**WHAT TO PRODUCE:** Using the data below, gather each line that includes the word "Solar".

## BEGIN LISTING

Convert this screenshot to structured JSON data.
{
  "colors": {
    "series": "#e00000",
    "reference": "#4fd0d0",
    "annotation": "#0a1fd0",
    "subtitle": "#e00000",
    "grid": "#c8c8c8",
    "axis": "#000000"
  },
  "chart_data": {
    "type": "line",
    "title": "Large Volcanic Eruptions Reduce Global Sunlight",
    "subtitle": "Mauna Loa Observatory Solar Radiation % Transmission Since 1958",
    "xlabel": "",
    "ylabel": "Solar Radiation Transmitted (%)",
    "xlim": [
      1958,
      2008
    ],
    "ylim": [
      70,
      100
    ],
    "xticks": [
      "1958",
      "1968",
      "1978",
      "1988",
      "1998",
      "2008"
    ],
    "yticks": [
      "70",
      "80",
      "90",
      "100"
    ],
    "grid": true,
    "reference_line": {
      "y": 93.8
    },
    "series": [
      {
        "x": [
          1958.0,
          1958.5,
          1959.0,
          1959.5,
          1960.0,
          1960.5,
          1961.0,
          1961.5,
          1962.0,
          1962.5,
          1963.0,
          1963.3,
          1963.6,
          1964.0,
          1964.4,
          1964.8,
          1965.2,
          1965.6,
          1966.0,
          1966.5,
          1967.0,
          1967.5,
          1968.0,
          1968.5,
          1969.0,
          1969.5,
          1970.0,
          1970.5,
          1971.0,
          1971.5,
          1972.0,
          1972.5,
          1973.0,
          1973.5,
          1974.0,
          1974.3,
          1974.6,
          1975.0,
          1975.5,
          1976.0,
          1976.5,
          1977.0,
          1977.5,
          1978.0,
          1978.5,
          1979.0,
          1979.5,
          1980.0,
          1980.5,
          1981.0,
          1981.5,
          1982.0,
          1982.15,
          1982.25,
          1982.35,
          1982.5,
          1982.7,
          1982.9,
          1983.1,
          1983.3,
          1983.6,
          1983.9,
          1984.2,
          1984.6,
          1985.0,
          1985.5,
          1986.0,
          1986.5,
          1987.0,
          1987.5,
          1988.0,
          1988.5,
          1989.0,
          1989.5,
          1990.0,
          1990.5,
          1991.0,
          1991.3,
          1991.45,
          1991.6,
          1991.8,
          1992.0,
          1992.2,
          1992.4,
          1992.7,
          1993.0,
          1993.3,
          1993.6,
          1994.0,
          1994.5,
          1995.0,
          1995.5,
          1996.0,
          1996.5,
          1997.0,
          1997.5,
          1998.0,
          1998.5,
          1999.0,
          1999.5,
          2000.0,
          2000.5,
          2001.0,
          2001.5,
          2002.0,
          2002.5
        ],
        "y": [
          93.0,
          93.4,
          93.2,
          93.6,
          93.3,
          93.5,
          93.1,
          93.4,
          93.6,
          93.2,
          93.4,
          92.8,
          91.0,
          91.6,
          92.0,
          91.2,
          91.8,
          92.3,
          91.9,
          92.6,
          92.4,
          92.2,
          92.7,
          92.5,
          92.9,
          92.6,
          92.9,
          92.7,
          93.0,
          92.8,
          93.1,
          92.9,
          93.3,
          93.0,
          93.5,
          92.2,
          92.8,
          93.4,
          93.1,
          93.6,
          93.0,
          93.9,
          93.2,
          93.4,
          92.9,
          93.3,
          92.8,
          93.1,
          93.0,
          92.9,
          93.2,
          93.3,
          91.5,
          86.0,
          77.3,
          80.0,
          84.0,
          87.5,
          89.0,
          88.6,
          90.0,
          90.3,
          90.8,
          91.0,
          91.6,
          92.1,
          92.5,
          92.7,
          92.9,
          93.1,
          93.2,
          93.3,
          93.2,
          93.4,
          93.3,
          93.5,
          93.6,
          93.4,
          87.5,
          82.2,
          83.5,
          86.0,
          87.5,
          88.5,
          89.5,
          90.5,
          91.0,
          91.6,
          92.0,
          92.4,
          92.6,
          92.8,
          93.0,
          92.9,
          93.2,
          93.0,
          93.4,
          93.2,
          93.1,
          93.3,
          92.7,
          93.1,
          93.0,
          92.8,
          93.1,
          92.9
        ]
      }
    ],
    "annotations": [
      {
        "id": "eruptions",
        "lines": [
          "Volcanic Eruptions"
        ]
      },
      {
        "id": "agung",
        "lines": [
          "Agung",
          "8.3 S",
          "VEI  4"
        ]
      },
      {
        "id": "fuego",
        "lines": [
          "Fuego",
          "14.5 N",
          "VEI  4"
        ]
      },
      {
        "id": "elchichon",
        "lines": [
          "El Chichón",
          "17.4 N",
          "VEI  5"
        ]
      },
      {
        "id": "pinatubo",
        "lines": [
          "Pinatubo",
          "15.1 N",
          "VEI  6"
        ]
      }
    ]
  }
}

## END LISTING

**TASK OUTPUT:**
    "subtitle": "Mauna Loa Observatory Solar Radiation % Transmission Since 1958",
    "ylabel": "Solar Radiation Transmitted (%)",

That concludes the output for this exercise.